*WRITTEN INSTRUCTION:* Leave out the pictures and repeat everything else in the records exactly.

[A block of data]
========================
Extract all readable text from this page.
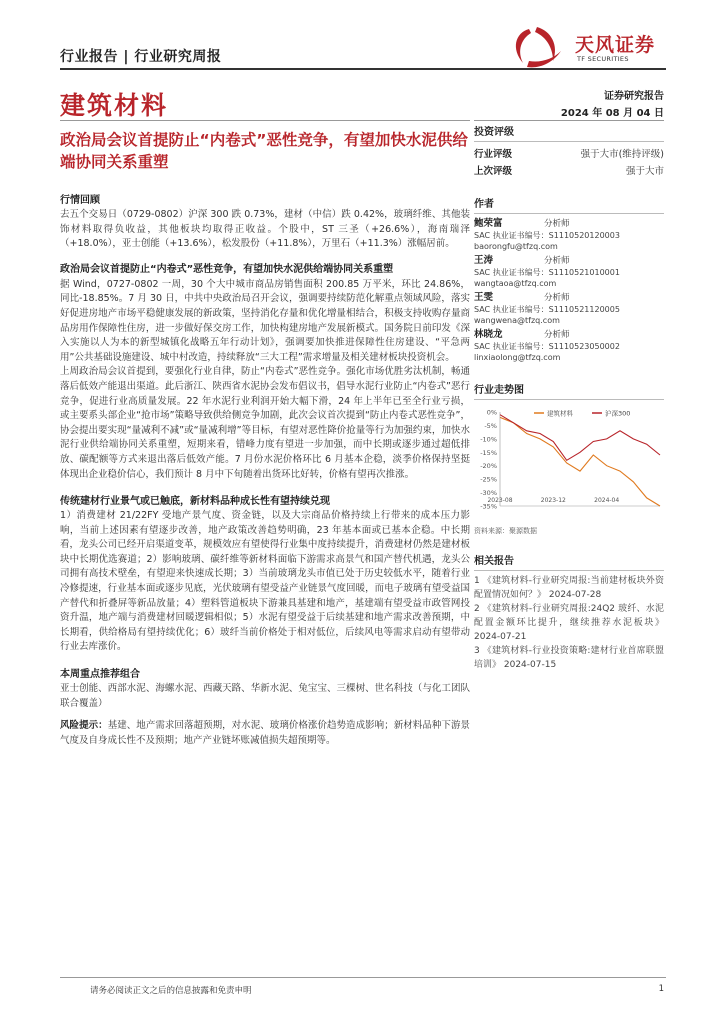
行业报告 | 行业研究周报
天风证券
TF SECURITIES
建筑材料	证券研究报告
2024 年 08 月 04 日
政治局会议首提防止“内卷式”恶性竞争，有望加快水泥供给端协同关系重塑
行情回顾
去五个交易日（0729-0802）沪深 300 跌 0.73%，建材（中信）跌 0.42%，玻璃纤维、其他装饰材料取得负收益，其他板块均取得正收益。个股中，ST 三圣（+26.6%），海南瑞泽（+18.0%），亚士创能（+13.6%），松发股份（+11.8%），万里石（+11.3%）涨幅居前。
政治局会议首提防止“内卷式”恶性竞争，有望加快水泥供给端协同关系重塑
据 Wind，0727-0802 一周，30 个大中城市商品房销售面积 200.85 万平米，环比 24.86%，同比-18.85%。7 月 30 日，中共中央政治局召开会议，强调要持续防范化解重点领域风险，落实好促进房地产市场平稳健康发展的新政策，坚持消化存量和优化增量相结合，积极支持收购存量商品房用作保障性住房，进一步做好保交房工作，加快构建房地产发展新模式。国务院日前印发《深入实施以人为本的新型城镇化战略五年行动计划》，强调要加快推进保障性住房建设、“平急两用”公共基础设施建设、城中村改造，持续释放“三大工程”需求增量及相关建材板块投资机会。
上周政治局会议首提到，要强化行业自律，防止“内卷式”恶性竞争。强化市场优胜劣汰机制，畅通落后低效产能退出渠道。此后浙江、陕西省水泥协会发布倡议书，倡导水泥行业防止“内卷式”恶行竞争，促进行业高质量发展。22 年水泥行业利润开始大幅下滑，24 年上半年已至全行业亏损，或主要系头部企业“抢市场”策略导致供给侧竞争加剧，此次会议首次提到“防止内卷式恶性竞争”，协会提出要实现“量减利不减”或“量减利增”等目标，有望对恶性降价抢量等行为加强约束，加快水泥行业供给端协同关系重塑，短期来看，错峰力度有望进一步加强，而中长期或逐步通过超低排放、碳配额等方式来退出落后低效产能。7 月份水泥价格环比 6 月基本企稳，淡季价格保持坚挺体现出企业稳价信心，我们预计 8 月中下旬随着出货环比好转，价格有望再次推涨。
传统建材行业景气或已触底，新材料品种成长性有望持续兑现
1）消费建材 21/22FY 受地产景气度、资金链，以及大宗商品价格持续上行带来的成本压力影响，当前上述因素有望逐步改善，地产政策改善趋势明确，23 年基本面或已基本企稳。中长期看，龙头公司已经开启渠道变革，规模效应有望使得行业集中度持续提升，消费建材仍然是建材板块中长期优选赛道；2）影响玻璃、碳纤维等新材料面临下游需求高景气和国产替代机遇，龙头公司拥有高技术壁垒，有望迎来快速成长期；3）当前玻璃龙头市值已处于历史较低水平，随着行业冷修提速，行业基本面或逐步见底，光伏玻璃有望受益产业链景气度回暖，而电子玻璃有望受益国产替代和折叠屏等新品放量；4）塑料管道板块下游兼具基建和地产，基建端有望受益市政管网投资升温，地产端与消费建材回暖逻辑相似；5）水泥有望受益于后续基建和地产需求改善预期，中长期看，供给格局有望持续优化；6）玻纤当前价格处于相对低位，后续风电等需求启动有望带动行业去库涨价。
本周重点推荐组合
亚士创能、西部水泥、海螺水泥、西藏天路、华新水泥、兔宝宝、三棵树、世名科技（与化工团队联合覆盖）
风险提示：基建、地产需求回落超预期，对水泥、玻璃价格涨价趋势造成影响；新材料品种下游景气度及自身成长性不及预期；地产产业链坏账减值损失超预期等。
投资评级
行业评级	强于大市(维持评级)
上次评级	强于大市
作者
鲍荣富	分析师
SAC 执业证书编号：S1110520120003
baorongfu@tfzq.com
王涛	分析师
SAC 执业证书编号：S1110521010001
wangtaoa@tfzq.com
王雯	分析师
SAC 执业证书编号：S1110521120005
wangwena@tfzq.com
林晓龙	分析师
SAC 执业证书编号：S1110523050002
linxiaolong@tfzq.com
行业走势图
0%
-5%
-10%
-15%
-20%
-25%
-30%
-35%
2023-08	2023-12	2024-04
建筑材料	沪深300
资料来源：聚源数据
相关报告
1 《建筑材料-行业研究周报:当前建材板块外资配置情况如何？》 2024-07-28
2 《建筑材料-行业研究周报:24Q2 玻纤、水泥配置金额环比提升，继续推荐水泥板块》 2024-07-21
3 《建筑材料-行业投资策略:建材行业首席联盟培训》 2024-07-15
请务必阅读正文之后的信息披露和免责申明	1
========================
*ANSWER BELOW:*
Extract all readable text from this page.
行业报告 | 行业研究周报
天风证券
TF SECURITIES
建筑材料	证券研究报告
2024 年 08 月 04 日
政治局会议首提防止“内卷式”恶性竞争，有望加快水泥供给端协同关系重塑
行情回顾
去五个交易日（0729-0802）沪深 300 跌 0.73%，建材（中信）跌 0.42%，玻璃纤维、其他装饰材料取得负收益，其他板块均取得正收益。个股中，ST 三圣（+26.6%），海南瑞泽（+18.0%），亚士创能（+13.6%），松发股份（+11.8%），万里石（+11.3%）涨幅居前。
政治局会议首提防止“内卷式”恶性竞争，有望加快水泥供给端协同关系重塑
据 Wind，0727-0802 一周，30 个大中城市商品房销售面积 200.85 万平米，环比 24.86%，同比-18.85%。7 月 30 日，中共中央政治局召开会议，强调要持续防范化解重点领域风险，落实好促进房地产市场平稳健康发展的新政策，坚持消化存量和优化增量相结合，积极支持收购存量商品房用作保障性住房，进一步做好保交房工作，加快构建房地产发展新模式。国务院日前印发《深入实施以人为本的新型城镇化战略五年行动计划》，强调要加快推进保障性住房建设、“平急两用”公共基础设施建设、城中村改造，持续释放“三大工程”需求增量及相关建材板块投资机会。
上周政治局会议首提到，要强化行业自律，防止“内卷式”恶性竞争。强化市场优胜劣汰机制，畅通落后低效产能退出渠道。此后浙江、陕西省水泥协会发布倡议书，倡导水泥行业防止“内卷式”恶行竞争，促进行业高质量发展。22 年水泥行业利润开始大幅下滑，24 年上半年已至全行业亏损，或主要系头部企业“抢市场”策略导致供给侧竞争加剧，此次会议首次提到“防止内卷式恶性竞争”，协会提出要实现“量减利不减”或“量减利增”等目标，有望对恶性降价抢量等行为加强约束，加快水泥行业供给端协同关系重塑，短期来看，错峰力度有望进一步加强，而中长期或逐步通过超低排放、碳配额等方式来退出落后低效产能。7 月份水泥价格环比 6 月基本企稳，淡季价格保持坚挺体现出企业稳价信心，我们预计 8 月中下旬随着出货环比好转，价格有望再次推涨。
传统建材行业景气或已触底，新材料品种成长性有望持续兑现
1）消费建材 21/22FY 受地产景气度、资金链，以及大宗商品价格持续上行带来的成本压力影响，当前上述因素有望逐步改善，地产政策改善趋势明确，23 年基本面或已基本企稳。中长期看，龙头公司已经开启渠道变革，规模效应有望使得行业集中度持续提升，消费建材仍然是建材板块中长期优选赛道；2）影响玻璃、碳纤维等新材料面临下游需求高景气和国产替代机遇，龙头公司拥有高技术壁垒，有望迎来快速成长期；3）当前玻璃龙头市值已处于历史较低水平，随着行业冷修提速，行业基本面或逐步见底，光伏玻璃有望受益产业链景气度回暖，而电子玻璃有望受益国产替代和折叠屏等新品放量；4）塑料管道板块下游兼具基建和地产，基建端有望受益市政管网投资升温，地产端与消费建材回暖逻辑相似；5）水泥有望受益于后续基建和地产需求改善预期，中长期看，供给格局有望持续优化；6）玻纤当前价格处于相对低位，后续风电等需求启动有望带动行业去库涨价。
本周重点推荐组合
亚士创能、西部水泥、海螺水泥、西藏天路、华新水泥、兔宝宝、三棵树、世名科技（与化工团队联合覆盖）
风险提示：基建、地产需求回落超预期，对水泥、玻璃价格涨价趋势造成影响；新材料品种下游景气度及自身成长性不及预期；地产产业链坏账减值损失超预期等。
投资评级
行业评级	强于大市(维持评级)
上次评级	强于大市
作者
鲍荣富	分析师
SAC 执业证书编号：S1110520120003
baorongfu@tfzq.com
王涛	分析师
SAC 执业证书编号：S1110521010001
wangtaoa@tfzq.com
王雯	分析师
SAC 执业证书编号：S1110521120005
wangwena@tfzq.com
林晓龙	分析师
SAC 执业证书编号：S1110523050002
linxiaolong@tfzq.com
行业走势图
0%
-5%
-10%
-15%
-20%
-25%
-30%
-35%
2023-08	2023-12	2024-04
建筑材料	沪深300
资料来源：聚源数据
相关报告
1 《建筑材料-行业研究周报:当前建材板块外资配置情况如何？》 2024-07-28
2 《建筑材料-行业研究周报:24Q2 玻纤、水泥配置金额环比提升，继续推荐水泥板块》 2024-07-21
3 《建筑材料-行业投资策略:建材行业首席联盟培训》 2024-07-15
请务必阅读正文之后的信息披露和免责申明	1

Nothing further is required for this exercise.